** RECORDS SUPPLIED **
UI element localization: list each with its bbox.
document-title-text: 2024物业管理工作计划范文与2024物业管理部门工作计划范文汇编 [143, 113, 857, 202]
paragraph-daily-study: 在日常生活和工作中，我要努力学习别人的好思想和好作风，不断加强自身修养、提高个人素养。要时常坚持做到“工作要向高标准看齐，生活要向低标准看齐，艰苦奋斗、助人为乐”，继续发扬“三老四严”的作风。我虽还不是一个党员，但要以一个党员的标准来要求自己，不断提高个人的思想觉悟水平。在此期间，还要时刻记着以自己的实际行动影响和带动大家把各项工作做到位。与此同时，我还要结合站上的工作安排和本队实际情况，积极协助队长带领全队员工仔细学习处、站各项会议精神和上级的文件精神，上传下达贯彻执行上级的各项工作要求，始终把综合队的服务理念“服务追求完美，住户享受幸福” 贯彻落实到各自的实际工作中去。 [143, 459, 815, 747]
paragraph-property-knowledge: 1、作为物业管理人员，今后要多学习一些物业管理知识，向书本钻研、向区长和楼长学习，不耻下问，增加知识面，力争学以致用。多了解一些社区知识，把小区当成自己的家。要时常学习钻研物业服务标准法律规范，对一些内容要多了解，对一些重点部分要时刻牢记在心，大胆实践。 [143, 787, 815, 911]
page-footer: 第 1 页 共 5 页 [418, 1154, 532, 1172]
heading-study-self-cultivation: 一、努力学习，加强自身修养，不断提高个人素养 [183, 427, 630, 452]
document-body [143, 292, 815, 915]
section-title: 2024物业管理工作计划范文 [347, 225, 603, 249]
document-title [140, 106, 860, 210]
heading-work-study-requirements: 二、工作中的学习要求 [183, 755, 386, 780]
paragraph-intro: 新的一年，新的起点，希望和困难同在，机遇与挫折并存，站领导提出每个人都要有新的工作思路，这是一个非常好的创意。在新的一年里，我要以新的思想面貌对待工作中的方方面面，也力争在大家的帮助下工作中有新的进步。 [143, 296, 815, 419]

** YOUR INSTRUCTIONS **
Can you print the rows word for word, beginning with the first and stopping after the one that contains "page-footer: 第 1"?

** SOLVED EXERCISE **
UI element localization: list each with its bbox.
document-title-text: 2024物业管理工作计划范文与2024物业管理部门工作计划范文汇编 [143, 113, 857, 202]
paragraph-daily-study: 在日常生活和工作中，我要努力学习别人的好思想和好作风，不断加强自身修养、提高个人素养。要时常坚持做到“工作要向高标准看齐，生活要向低标准看齐，艰苦奋斗、助人为乐”，继续发扬“三老四严”的作风。我虽还不是一个党员，但要以一个党员的标准来要求自己，不断提高个人的思想觉悟水平。在此期间，还要时刻记着以自己的实际行动影响和带动大家把各项工作做到位。与此同时，我还要结合站上的工作安排和本队实际情况，积极协助队长带领全队员工仔细学习处、站各项会议精神和上级的文件精神，上传下达贯彻执行上级的各项工作要求，始终把综合队的服务理念“服务追求完美，住户享受幸福” 贯彻落实到各自的实际工作中去。 [143, 459, 815, 747]
paragraph-property-knowledge: 1、作为物业管理人员，今后要多学习一些物业管理知识，向书本钻研、向区长和楼长学习，不耻下问，增加知识面，力争学以致用。多了解一些社区知识，把小区当成自己的家。要时常学习钻研物业服务标准法律规范，对一些内容要多了解，对一些重点部分要时刻牢记在心，大胆实践。 [143, 787, 815, 911]
page-footer: 第 1 页 共 5 页 [418, 1154, 532, 1172]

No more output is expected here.